======== Data lines

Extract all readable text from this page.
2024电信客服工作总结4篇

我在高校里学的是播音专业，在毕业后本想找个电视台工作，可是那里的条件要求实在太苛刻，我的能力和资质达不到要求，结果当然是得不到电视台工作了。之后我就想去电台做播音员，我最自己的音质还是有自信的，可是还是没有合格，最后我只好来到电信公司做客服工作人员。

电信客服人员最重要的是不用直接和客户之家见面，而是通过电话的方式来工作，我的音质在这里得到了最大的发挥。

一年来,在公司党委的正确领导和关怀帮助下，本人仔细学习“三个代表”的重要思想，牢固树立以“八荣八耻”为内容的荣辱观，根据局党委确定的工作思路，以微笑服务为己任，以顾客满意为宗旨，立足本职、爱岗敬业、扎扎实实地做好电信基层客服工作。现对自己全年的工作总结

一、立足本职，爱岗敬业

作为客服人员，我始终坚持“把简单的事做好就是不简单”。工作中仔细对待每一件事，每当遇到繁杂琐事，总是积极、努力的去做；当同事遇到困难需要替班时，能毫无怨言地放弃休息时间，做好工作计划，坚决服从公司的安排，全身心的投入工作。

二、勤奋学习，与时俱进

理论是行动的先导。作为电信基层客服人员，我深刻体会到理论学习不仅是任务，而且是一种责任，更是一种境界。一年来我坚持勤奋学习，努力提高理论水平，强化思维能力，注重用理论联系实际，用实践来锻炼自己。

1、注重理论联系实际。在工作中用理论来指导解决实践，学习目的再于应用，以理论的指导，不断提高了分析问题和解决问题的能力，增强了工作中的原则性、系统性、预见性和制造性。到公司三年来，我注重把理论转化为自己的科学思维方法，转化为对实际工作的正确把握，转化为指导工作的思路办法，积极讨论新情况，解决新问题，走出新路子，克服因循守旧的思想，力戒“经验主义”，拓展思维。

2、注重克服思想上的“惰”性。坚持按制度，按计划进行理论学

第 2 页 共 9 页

================

What is needed - Reproduce the listing in full. Keep it exactly as written.

Completed task -
Extract all readable text from this page.
2024电信客服工作总结4篇

我在高校里学的是播音专业，在毕业后本想找个电视台工作，可是那里的条件要求实在太苛刻，我的能力和资质达不到要求，结果当然是得不到电视台工作了。之后我就想去电台做播音员，我最自己的音质还是有自信的，可是还是没有合格，最后我只好来到电信公司做客服工作人员。

电信客服人员最重要的是不用直接和客户之家见面，而是通过电话的方式来工作，我的音质在这里得到了最大的发挥。

一年来,在公司党委的正确领导和关怀帮助下，本人仔细学习“三个代表”的重要思想，牢固树立以“八荣八耻”为内容的荣辱观，根据局党委确定的工作思路，以微笑服务为己任，以顾客满意为宗旨，立足本职、爱岗敬业、扎扎实实地做好电信基层客服工作。现对自己全年的工作总结

一、立足本职，爱岗敬业

作为客服人员，我始终坚持“把简单的事做好就是不简单”。工作中仔细对待每一件事，每当遇到繁杂琐事，总是积极、努力的去做；当同事遇到困难需要替班时，能毫无怨言地放弃休息时间，做好工作计划，坚决服从公司的安排，全身心的投入工作。

二、勤奋学习，与时俱进

理论是行动的先导。作为电信基层客服人员，我深刻体会到理论学习不仅是任务，而且是一种责任，更是一种境界。一年来我坚持勤奋学习，努力提高理论水平，强化思维能力，注重用理论联系实际，用实践来锻炼自己。

1、注重理论联系实际。在工作中用理论来指导解决实践，学习目的再于应用，以理论的指导，不断提高了分析问题和解决问题的能力，增强了工作中的原则性、系统性、预见性和制造性。到公司三年来，我注重把理论转化为自己的科学思维方法，转化为对实际工作的正确把握，转化为指导工作的思路办法，积极讨论新情况，解决新问题，走出新路子，克服因循守旧的思想，力戒“经验主义”，拓展思维。

2、注重克服思想上的“惰”性。坚持按制度，按计划进行理论学

第 2 页 共 9 页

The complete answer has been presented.